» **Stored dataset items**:
* BEGIN *

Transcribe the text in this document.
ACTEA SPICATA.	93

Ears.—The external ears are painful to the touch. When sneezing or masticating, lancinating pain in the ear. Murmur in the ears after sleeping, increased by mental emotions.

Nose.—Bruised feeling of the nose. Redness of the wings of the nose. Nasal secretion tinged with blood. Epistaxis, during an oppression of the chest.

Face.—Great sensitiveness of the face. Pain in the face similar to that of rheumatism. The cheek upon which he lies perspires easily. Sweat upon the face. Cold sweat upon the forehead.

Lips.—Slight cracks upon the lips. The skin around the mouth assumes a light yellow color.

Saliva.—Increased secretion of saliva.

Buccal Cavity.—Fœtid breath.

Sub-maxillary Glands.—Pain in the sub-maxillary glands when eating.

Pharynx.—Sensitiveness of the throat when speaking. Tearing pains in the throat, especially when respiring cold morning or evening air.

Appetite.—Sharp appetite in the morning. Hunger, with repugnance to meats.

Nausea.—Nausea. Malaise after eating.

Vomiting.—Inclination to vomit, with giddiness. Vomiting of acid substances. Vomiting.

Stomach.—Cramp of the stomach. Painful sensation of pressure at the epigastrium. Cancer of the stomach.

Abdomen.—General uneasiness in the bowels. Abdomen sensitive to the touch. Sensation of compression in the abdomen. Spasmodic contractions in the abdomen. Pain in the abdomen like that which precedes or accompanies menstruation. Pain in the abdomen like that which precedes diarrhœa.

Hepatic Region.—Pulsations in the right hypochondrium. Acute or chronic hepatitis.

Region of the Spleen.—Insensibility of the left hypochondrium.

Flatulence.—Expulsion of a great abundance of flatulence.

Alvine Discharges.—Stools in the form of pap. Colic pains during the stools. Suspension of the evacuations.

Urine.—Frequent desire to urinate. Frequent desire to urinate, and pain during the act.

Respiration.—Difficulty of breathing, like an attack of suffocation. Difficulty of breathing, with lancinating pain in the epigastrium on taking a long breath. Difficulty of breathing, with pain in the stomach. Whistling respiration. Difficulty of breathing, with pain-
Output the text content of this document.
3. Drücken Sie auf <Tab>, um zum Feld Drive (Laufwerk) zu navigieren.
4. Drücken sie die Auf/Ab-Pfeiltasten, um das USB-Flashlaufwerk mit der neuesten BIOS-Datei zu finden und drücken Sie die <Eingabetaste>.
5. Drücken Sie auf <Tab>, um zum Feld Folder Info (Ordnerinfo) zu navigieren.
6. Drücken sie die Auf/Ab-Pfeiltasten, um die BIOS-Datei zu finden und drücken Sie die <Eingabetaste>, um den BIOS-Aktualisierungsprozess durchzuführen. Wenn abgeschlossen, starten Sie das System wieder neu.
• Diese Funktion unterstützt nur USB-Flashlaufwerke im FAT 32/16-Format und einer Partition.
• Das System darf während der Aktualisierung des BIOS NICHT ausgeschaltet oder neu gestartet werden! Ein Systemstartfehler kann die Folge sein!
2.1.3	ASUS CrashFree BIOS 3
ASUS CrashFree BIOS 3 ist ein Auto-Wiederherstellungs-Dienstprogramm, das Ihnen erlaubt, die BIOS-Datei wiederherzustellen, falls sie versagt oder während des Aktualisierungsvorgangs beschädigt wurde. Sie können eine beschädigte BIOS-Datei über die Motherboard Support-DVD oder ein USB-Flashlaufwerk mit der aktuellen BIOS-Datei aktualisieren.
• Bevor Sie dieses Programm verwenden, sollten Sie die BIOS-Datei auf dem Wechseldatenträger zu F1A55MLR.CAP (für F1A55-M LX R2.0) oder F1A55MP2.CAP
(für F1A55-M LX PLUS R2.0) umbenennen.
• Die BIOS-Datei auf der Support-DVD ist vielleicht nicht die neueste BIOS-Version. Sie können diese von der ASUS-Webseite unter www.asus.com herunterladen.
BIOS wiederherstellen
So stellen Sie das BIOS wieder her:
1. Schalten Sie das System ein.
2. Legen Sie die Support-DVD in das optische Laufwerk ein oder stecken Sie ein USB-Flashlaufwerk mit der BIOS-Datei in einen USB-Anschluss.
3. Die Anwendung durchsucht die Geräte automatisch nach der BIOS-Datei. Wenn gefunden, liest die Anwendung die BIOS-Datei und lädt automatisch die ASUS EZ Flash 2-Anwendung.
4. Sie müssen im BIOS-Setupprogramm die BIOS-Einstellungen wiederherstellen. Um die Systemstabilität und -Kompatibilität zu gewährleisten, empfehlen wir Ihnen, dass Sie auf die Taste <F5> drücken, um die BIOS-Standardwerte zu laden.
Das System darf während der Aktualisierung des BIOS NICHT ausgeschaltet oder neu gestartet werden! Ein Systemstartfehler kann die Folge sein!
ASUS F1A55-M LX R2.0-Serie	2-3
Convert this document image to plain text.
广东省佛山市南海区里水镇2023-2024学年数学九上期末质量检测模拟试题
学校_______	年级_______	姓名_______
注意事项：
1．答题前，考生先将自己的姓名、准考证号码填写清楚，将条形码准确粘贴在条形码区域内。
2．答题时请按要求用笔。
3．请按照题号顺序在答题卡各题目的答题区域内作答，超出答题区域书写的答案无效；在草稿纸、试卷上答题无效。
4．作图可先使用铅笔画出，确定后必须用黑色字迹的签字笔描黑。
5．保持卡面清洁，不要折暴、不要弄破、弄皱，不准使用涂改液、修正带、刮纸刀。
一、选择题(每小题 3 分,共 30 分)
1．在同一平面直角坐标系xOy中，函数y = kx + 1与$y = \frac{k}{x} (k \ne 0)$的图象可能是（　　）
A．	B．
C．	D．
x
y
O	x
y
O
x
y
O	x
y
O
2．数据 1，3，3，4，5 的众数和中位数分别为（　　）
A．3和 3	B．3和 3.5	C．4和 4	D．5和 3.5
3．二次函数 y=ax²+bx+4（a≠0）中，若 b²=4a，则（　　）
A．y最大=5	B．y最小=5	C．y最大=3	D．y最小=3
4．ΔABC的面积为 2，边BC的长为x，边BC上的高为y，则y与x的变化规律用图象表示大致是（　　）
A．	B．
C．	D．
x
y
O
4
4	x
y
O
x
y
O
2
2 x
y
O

* END *

» **TASK**: Copy out the lines in which the string "with" appears.

» **WRITTEN RESPONSE**:
Nose.—Bruised feeling of the nose. Redness of the wings of the nose. Nasal secretion tinged with blood. Epistaxis, during an oppression of the chest.
Appetite.—Sharp appetite in the morning. Hunger, with repugnance to meats.
Vomiting.—Inclination to vomit, with giddiness. Vomiting of acid substances. Vomiting.
Respiration.—Difficulty of breathing, like an attack of suffocation. Difficulty of breathing, with lancinating pain in the epigastrium on taking a long breath. Difficulty of breathing, with pain in the stomach. Whistling respiration. Difficulty of breathing, with pain-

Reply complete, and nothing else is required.